— BEGIN GIVEN DATA —
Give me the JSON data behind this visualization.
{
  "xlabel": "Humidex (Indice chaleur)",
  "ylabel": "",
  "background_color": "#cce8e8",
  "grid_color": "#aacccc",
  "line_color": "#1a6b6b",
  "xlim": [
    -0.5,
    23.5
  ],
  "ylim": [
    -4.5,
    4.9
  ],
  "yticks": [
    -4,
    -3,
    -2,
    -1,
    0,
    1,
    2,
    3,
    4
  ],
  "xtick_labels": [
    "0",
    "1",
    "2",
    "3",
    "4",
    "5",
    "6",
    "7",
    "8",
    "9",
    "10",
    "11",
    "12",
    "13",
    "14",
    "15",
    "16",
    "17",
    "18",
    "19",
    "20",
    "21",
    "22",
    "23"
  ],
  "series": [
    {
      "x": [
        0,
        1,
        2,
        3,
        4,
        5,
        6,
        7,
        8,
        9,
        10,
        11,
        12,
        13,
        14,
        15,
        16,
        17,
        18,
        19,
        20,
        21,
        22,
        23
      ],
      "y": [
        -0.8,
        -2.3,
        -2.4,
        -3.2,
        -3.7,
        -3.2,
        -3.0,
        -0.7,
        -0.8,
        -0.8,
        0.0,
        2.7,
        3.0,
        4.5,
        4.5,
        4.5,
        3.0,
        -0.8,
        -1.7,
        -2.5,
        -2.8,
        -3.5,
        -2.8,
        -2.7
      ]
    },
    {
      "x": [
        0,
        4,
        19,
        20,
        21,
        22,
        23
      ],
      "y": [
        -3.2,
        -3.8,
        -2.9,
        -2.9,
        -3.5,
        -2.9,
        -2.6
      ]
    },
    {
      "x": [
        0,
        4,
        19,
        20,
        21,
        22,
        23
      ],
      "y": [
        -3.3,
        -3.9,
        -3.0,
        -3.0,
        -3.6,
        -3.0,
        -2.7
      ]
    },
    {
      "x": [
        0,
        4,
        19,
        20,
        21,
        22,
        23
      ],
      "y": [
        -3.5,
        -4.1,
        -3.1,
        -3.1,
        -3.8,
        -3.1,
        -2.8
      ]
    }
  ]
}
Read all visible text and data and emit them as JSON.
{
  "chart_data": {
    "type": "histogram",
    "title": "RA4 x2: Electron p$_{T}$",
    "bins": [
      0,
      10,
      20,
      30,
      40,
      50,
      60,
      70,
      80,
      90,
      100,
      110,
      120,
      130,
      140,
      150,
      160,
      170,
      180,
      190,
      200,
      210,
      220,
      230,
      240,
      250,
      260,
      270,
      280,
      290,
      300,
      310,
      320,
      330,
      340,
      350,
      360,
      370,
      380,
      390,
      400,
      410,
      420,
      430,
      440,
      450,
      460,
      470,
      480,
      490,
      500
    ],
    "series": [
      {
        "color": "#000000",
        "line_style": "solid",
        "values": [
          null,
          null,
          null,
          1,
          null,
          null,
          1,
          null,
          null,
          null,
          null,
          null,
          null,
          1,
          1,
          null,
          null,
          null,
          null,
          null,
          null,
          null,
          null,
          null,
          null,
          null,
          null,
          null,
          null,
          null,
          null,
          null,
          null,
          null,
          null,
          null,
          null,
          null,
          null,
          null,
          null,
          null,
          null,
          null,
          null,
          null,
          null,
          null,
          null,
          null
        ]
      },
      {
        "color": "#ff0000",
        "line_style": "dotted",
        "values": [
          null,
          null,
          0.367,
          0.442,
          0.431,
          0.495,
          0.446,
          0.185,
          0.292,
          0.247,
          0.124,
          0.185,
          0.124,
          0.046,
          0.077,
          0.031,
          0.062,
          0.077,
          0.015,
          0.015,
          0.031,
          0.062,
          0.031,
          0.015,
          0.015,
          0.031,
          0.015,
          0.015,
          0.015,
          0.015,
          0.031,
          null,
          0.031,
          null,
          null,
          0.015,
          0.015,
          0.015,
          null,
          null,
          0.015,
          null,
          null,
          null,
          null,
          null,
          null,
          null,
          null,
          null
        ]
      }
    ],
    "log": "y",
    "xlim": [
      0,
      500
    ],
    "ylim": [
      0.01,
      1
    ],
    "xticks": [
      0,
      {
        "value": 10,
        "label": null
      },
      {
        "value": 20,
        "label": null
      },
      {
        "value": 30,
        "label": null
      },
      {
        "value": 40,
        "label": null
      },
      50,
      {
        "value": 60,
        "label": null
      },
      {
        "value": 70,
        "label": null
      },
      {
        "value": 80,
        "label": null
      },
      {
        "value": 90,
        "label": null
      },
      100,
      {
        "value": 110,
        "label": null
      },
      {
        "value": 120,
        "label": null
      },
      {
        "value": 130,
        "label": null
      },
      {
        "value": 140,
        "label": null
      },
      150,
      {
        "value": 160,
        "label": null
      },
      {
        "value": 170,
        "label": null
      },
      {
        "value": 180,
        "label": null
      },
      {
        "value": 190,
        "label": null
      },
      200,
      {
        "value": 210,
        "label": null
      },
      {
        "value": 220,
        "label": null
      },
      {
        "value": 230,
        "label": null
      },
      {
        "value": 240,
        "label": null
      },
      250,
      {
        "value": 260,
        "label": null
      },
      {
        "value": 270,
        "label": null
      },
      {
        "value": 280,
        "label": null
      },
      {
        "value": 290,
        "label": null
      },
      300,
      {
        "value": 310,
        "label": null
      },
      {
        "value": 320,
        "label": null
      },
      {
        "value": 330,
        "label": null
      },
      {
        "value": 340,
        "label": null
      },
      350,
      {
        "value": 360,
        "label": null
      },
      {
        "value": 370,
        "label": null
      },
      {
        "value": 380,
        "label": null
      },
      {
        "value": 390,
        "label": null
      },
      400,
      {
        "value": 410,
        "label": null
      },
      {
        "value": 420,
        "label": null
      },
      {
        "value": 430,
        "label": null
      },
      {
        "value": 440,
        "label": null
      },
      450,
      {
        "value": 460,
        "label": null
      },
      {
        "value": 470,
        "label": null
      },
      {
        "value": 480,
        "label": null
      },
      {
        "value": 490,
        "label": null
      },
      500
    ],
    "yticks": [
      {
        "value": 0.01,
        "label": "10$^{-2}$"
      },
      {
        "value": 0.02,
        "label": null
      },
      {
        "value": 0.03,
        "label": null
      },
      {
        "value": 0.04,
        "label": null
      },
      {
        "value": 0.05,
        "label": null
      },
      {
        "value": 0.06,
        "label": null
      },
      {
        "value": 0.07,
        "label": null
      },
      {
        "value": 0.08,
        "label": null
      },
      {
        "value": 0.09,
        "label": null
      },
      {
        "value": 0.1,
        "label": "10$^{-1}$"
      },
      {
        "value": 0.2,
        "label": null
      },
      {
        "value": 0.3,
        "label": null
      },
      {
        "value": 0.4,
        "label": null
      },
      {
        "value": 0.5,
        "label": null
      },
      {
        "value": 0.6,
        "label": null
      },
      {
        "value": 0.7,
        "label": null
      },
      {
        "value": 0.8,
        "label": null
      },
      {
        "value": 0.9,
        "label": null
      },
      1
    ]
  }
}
— END GIVEN DATA —
Copy all lines from the data that hold the word "JSON".

— WORKED ANSWER —
Give me the JSON data behind this visualization.
Read all visible text and data and emit them as JSON.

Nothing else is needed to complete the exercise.